» **Written exercise**
Return each line of the listing that contains the string "thức".

[Data entries]
"""

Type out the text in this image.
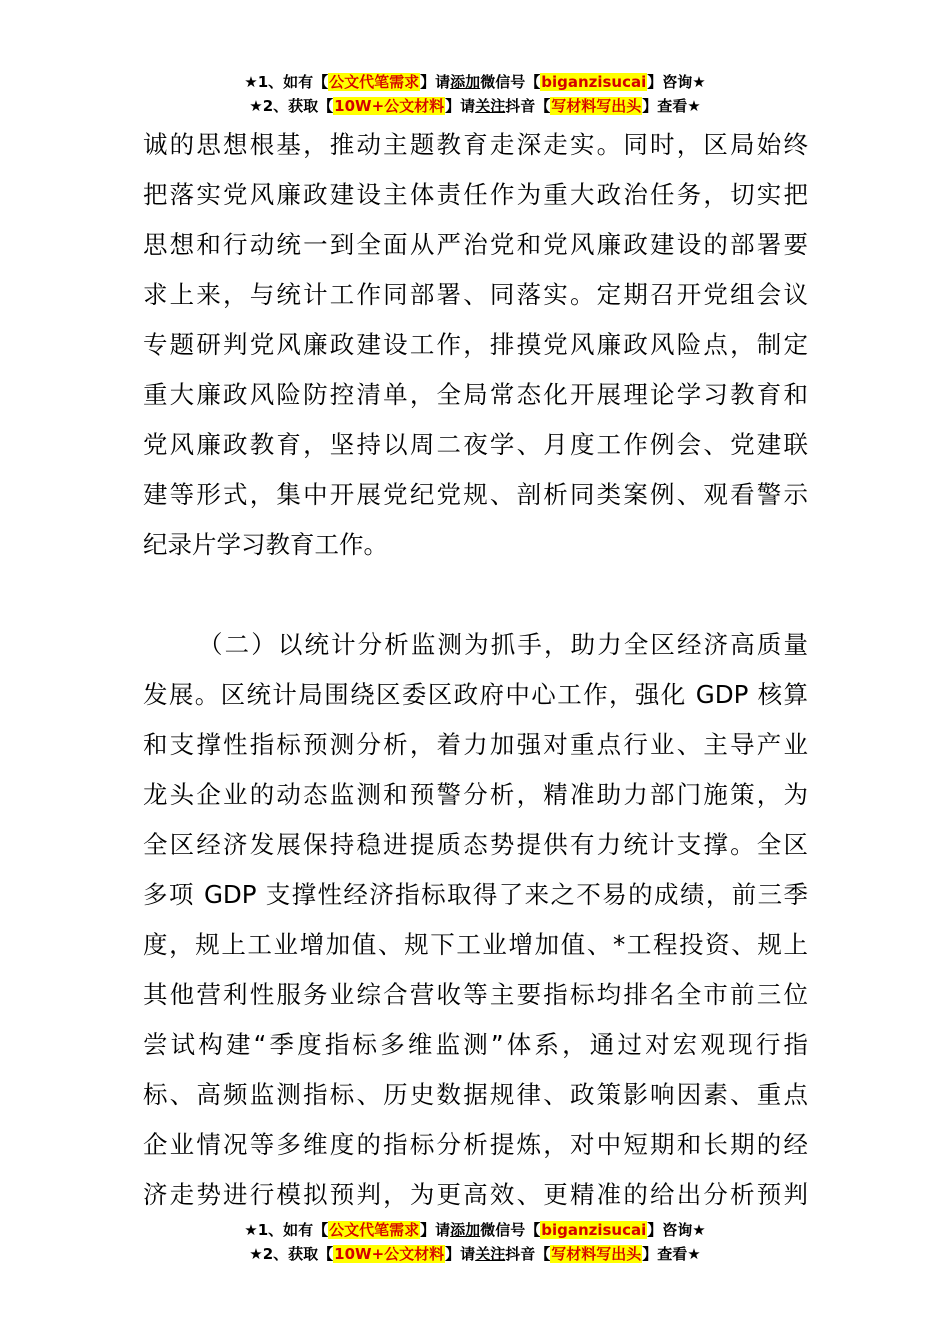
★1、如有【公文代笔需求】请添加微信号【biganzisucai】咨询★
★2、获取【10W+公文材料】请关注抖音【写材料写出头】查看★
诚的思想根基，推动主题教育走深走实。同时，区局始终
把落实党风廉政建设主体责任作为重大政治任务，切实把
思想和行动统一到全面从严治党和党风廉政建设的部署要
求上来，与统计工作同部署、同落实。定期召开党组会议
专题研判党风廉政建设工作，排摸党风廉政风险点，制定
重大廉政风险防控清单，全局常态化开展理论学习教育和
党风廉政教育，坚持以周二夜学、月度工作例会、党建联
建等形式，集中开展党纪党规、剖析同类案例、观看警示
纪录片学习教育工作。
（二）以统计分析监测为抓手，助力全区经济高质量
发展。区统计局围绕区委区政府中心工作，强化 GDP 核算
和支撑性指标预测分析，着力加强对重点行业、主导产业
龙头企业的动态监测和预警分析，精准助力部门施策，为
全区经济发展保持稳进提质态势提供有力统计支撑。全区
多项 GDP 支撑性经济指标取得了来之不易的成绩，前三季
度，规上工业增加值、规下工业增加值、*工程投资、规上
其他营利性服务业综合营收等主要指标均排名全市前三位
尝试构建“季度指标多维监测”体系，通过对宏观现行指
标、高频监测指标、历史数据规律、政策影响因素、重点
企业情况等多维度的指标分析提炼，对中短期和长期的经
济走势进行模拟预判，为更高效、更精准的给出分析预判
★1、如有【公文代笔需求】请添加微信号【biganzisucai】咨询★
★2、获取【10W+公文材料】请关注抖音【写材料写出头】查看★
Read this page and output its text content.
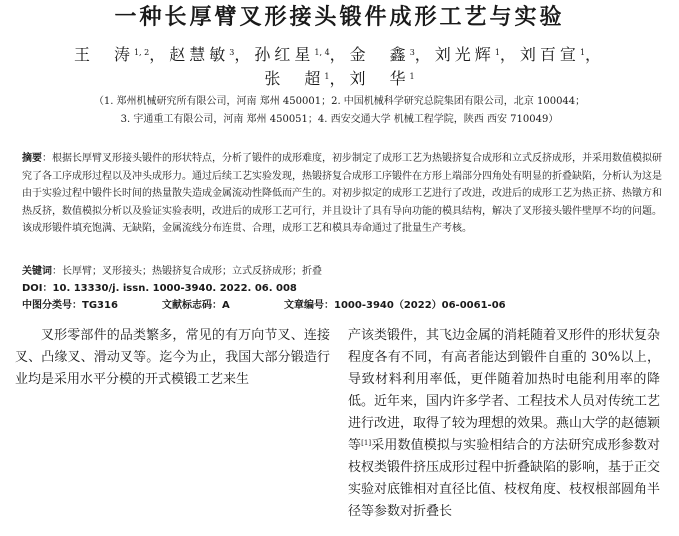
一种长厚臂叉形接头锻件成形工艺与实验
王　涛$^{1, 2}$，赵慧敏$^3$，孙红星$^{1, 4}$，金　鑫$^3$，刘光辉$^1$，刘百宣$^1$，
张　超$^1$，刘　华$^1$
（1. 郑州机械研究所有限公司，河南 郑州 450001；2. 中国机械科学研究总院集团有限公司，北京 100044；
3. 宇通重工有限公司，河南 郑州 450051；4. 西安交通大学 机械工程学院，陕西 西安 710049）
摘要：根据长厚臂叉形接头锻件的形状特点，分析了锻件的成形难度，初步制定了成形工艺为热锻挤复合成形和立式反挤成形，并采用数值模拟研究了各工序成形过程以及冲头成形力。通过后续工艺实验发现，热锻挤复合成形工序锻件在方形上端部分四角处有明显的折叠缺陷，分析认为这是由于实验过程中锻件长时间的热量散失造成金属流动性降低而产生的。对初步拟定的成形工艺进行了改进，改进后的成形工艺为热正挤、热镦方和热反挤，数值模拟分析以及验证实验表明，改进后的成形工艺可行，并且设计了具有导向功能的模具结构，解决了叉形接头锻件壁厚不均的问题。该成形锻件填充饱满、无缺陷，金属流线分布连贯、合理，成形工艺和模具寿命通过了批量生产考核。
关键词：长厚臂；叉形接头；热锻挤复合成形；立式反挤成形；折叠
DOI：10. 13330/j. issn. 1000-3940. 2022. 06. 008
中图分类号：TG316	文献标志码：A	文章编号：1000-3940（2022）06-0061-06
叉形零部件的品类繁多，常见的有万向节叉、连接叉、凸缘叉、滑动叉等。迄今为止，我国大部分锻造行业均是采用水平分模的开式模锻工艺来生
产该类锻件，其飞边金属的消耗随着叉形件的形状复杂程度各有不同，有高者能达到锻件自重的 30%以上，导致材料利用率低，更伴随着加热时电能利用率的降低。近年来，国内许多学者、工程技术人员对传统工艺进行改进，取得了较为理想的效果。燕山大学的赵德颖等[1]采用数值模拟与实验相结合的方法研究成形参数对枝杈类锻件挤压成形过程中折叠缺陷的影响，基于正交实验对底锥相对直径比值、枝杈角度、枝杈根部圆角半径等参数对折叠长
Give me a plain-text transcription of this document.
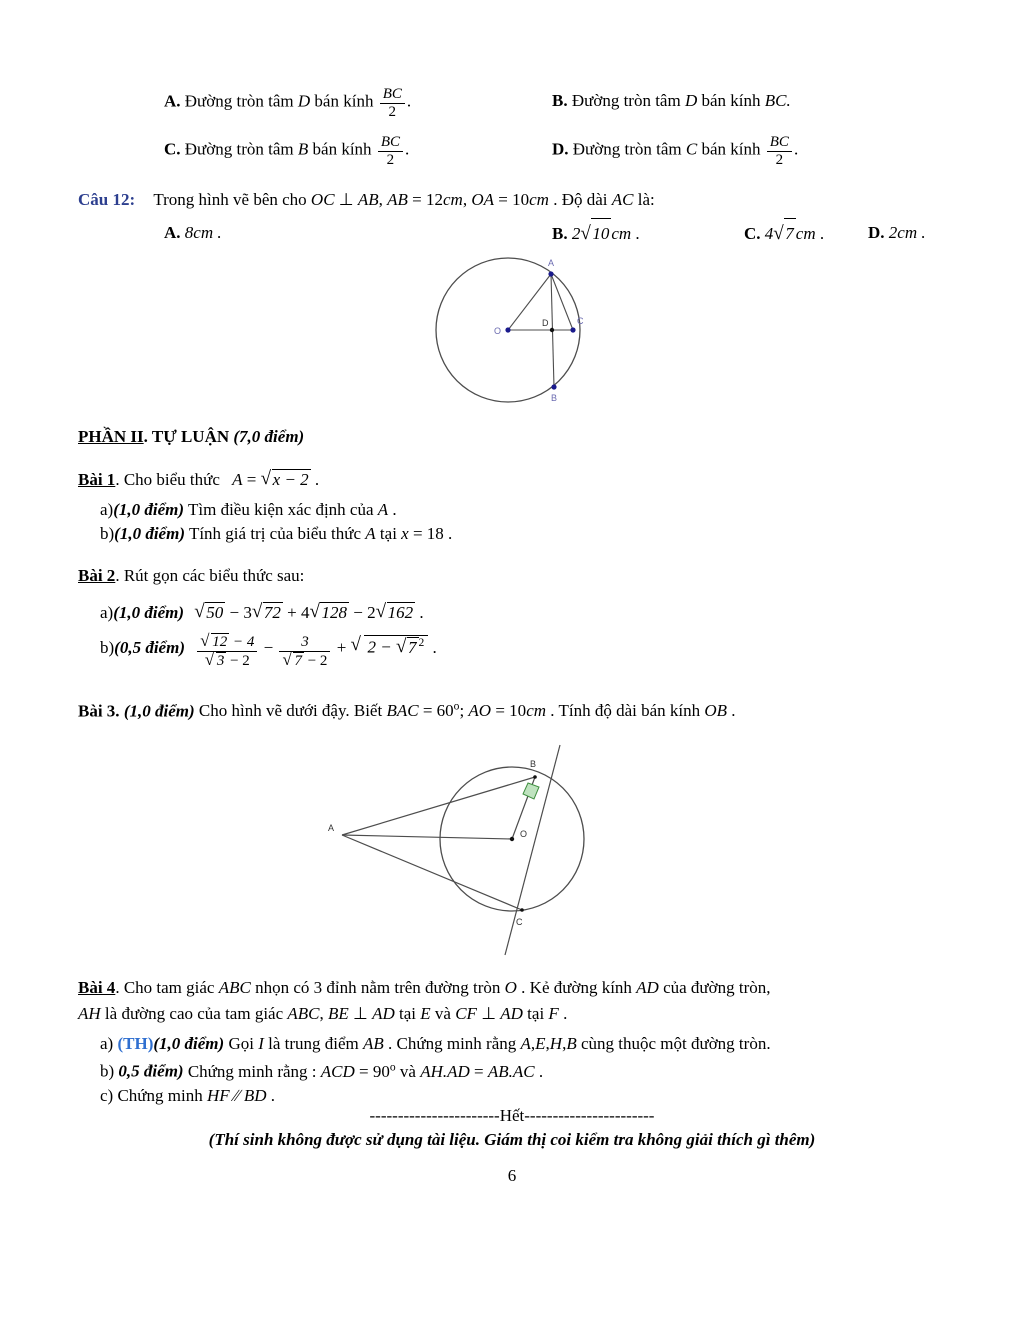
A. Đường tròn tâm D bán kính $\frac{BC}{2}$ .	B. Đường tròn tâm D bán kính BC.
C. Đường tròn tâm B bán kính $\frac{BC}{2}$ .	D. Đường tròn tâm C bán kính $\frac{BC}{2}$ .
Câu 12:  Trong hình vẽ bên cho OC ⊥ AB, AB = 12cm, OA = 10cm . Độ dài AC là:
A. 8cm .	B. 2 √ 10 cm .	C. 4 √ 7 cm .	D. 2cm .
O
A
B
C
D
PHẦN II. TỰ LUẬN (7,0 điểm)
Bài 1. Cho biểu thức A = √ x − 2 .
a)(1,0 điểm) Tìm điều kiện xác định của A .
b)(1,0 điểm) Tính giá trị của biểu thức A tại x = 18 .
Bài 2. Rút gọn các biểu thức sau:
a)(1,0 điểm) √ 50 − 3 √ 72 + 4 √ 128 − 2 √ 162 .
b)(0,5 điểm) √ 12 − 4
√ 3 − 2 − 3
√ 7 − 2 + √ 2 − √ 7 $^2$ .
Bài 3. (1,0 điểm) Cho hình vẽ dưới đậy. Biết BAC = $60^o$; AO = 10cm . Tính độ dài bán kính OB .
A
B
C
O
Bài 4. Cho tam giác ABC nhọn có 3 đỉnh nằm trên đường tròn O . Kẻ đường kính AD của đường tròn,
AH là đường cao của tam giác ABC, BE ⊥ AD tại E và CF ⊥ AD tại F .
a) (TH)(1,0 điểm) Gọi I là trung điểm AB . Chứng minh rằng A,E,H,B cùng thuộc một đường tròn.
b) 0,5 điểm) Chứng minh rằng : ACD = $90^o$ và AH.AD = AB.AC .
c) Chứng minh HF ∕∕ BD .
-----------------------Hết-----------------------
(Thí sinh không được sử dụng tài liệu. Giám thị coi kiểm tra không giải thích gì thêm)
6
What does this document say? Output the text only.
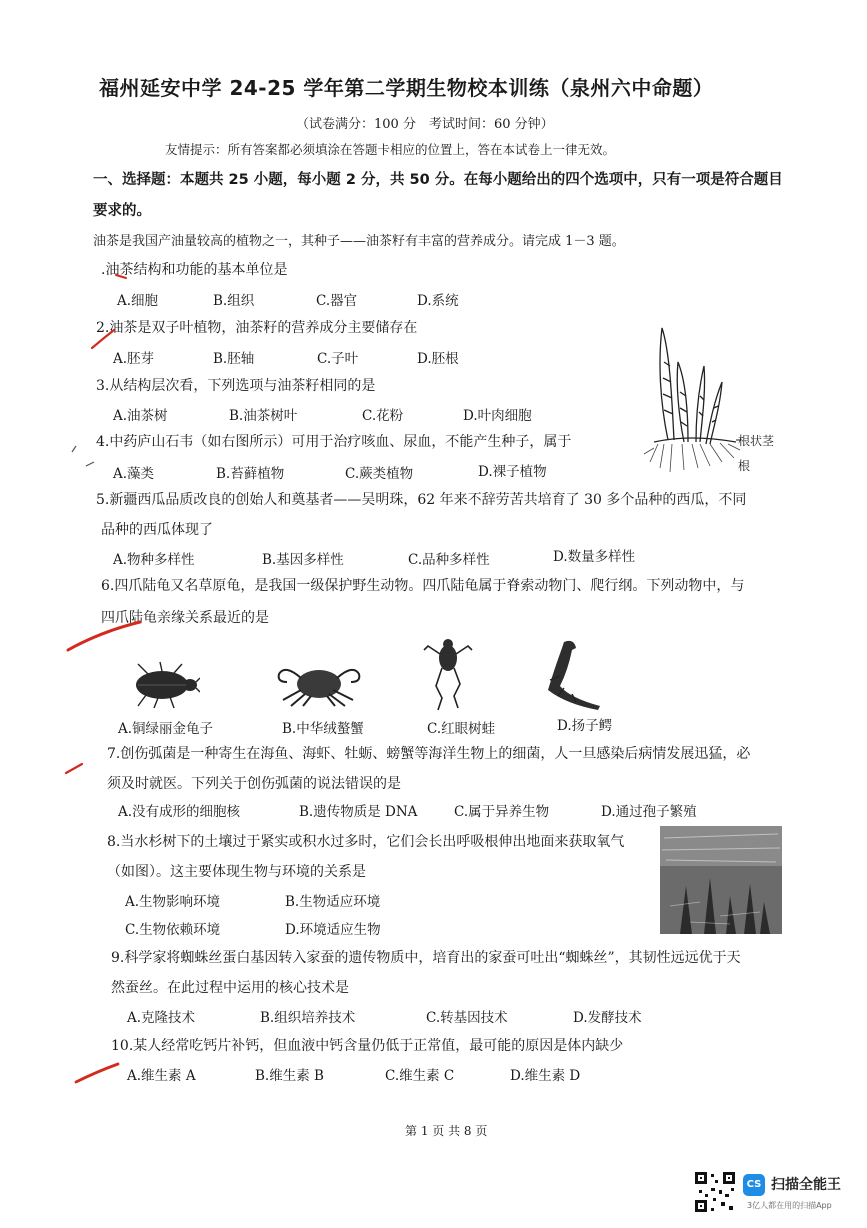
福州延安中学 24-25 学年第二学期生物校本训练（泉州六中命题）
（试卷满分：100 分　考试时间：60 分钟）
友情提示：所有答案都必须填涂在答题卡相应的位置上，答在本试卷上一律无效。
一、选择题：本题共 25 小题，每小题 2 分，共 50 分。在每小题给出的四个选项中，只有一项是符合题目
要求的。
油茶是我国产油量较高的植物之一，其种子——油茶籽有丰富的营养成分。请完成 1－3 题。
.油茶结构和功能的基本单位是
A.细胞	B.组织	C.器官	D.系统
2.油茶是双子叶植物，油茶籽的营养成分主要储存在
A.胚芽	B.胚轴	C.子叶	D.胚根
3.从结构层次看，下列选项与油茶籽相同的是
A.油茶树	B.油茶树叶	C.花粉	D.叶肉细胞
4.中药庐山石韦（如右图所示）可用于治疗咳血、尿血，不能产生种子，属于
A.藻类	B.苔藓植物	C.蕨类植物	D.裸子植物
根状茎
根
5.新疆西瓜品质改良的创始人和奠基者——吴明珠，62 年来不辞劳苦共培育了 30 多个品种的西瓜，不同
品种的西瓜体现了
A.物种多样性	B.基因多样性	C.品种多样性	D.数量多样性
6.四爪陆龟又名草原龟，是我国一级保护野生动物。四爪陆龟属于脊索动物门、爬行纲。下列动物中，与
四爪陆龟亲缘关系最近的是
A.铜绿丽金龟子	B.中华绒螯蟹	C.红眼树蛙	D.扬子鳄
7.创伤弧菌是一种寄生在海鱼、海虾、牡蛎、螃蟹等海洋生物上的细菌，人一旦感染后病情发展迅猛，必
须及时就医。下列关于创伤弧菌的说法错误的是
A.没有成形的细胞核	B.遗传物质是 DNA	C.属于异养生物	D.通过孢子繁殖
8.当水杉树下的土壤过于紧实或积水过多时，它们会长出呼吸根伸出地面来获取氧气
（如图）。这主要体现生物与环境的关系是
A.生物影响环境	B.生物适应环境
C.生物依赖环境	D.环境适应生物
9.科学家将蜘蛛丝蛋白基因转入家蚕的遗传物质中，培育出的家蚕可吐出“蜘蛛丝”，其韧性远远优于天
然蚕丝。在此过程中运用的核心技术是
A.克隆技术	B.组织培养技术	C.转基因技术	D.发酵技术
10.某人经常吃钙片补钙，但血液中钙含量仍低于正常值，最可能的原因是体内缺少
A.维生素 A	B.维生素 B	C.维生素 C	D.维生素 D
第 1 页 共 8 页
CS 扫描全能王
3亿人都在用的扫描App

"""

» **Solution to this problem**
Bài 1. Cho biểu thức A = √ x − 2 .
b)(1,0 điểm) Tính giá trị của biểu thức A tại x = 18 .
Bài 2. Rút gọn các biểu thức sau:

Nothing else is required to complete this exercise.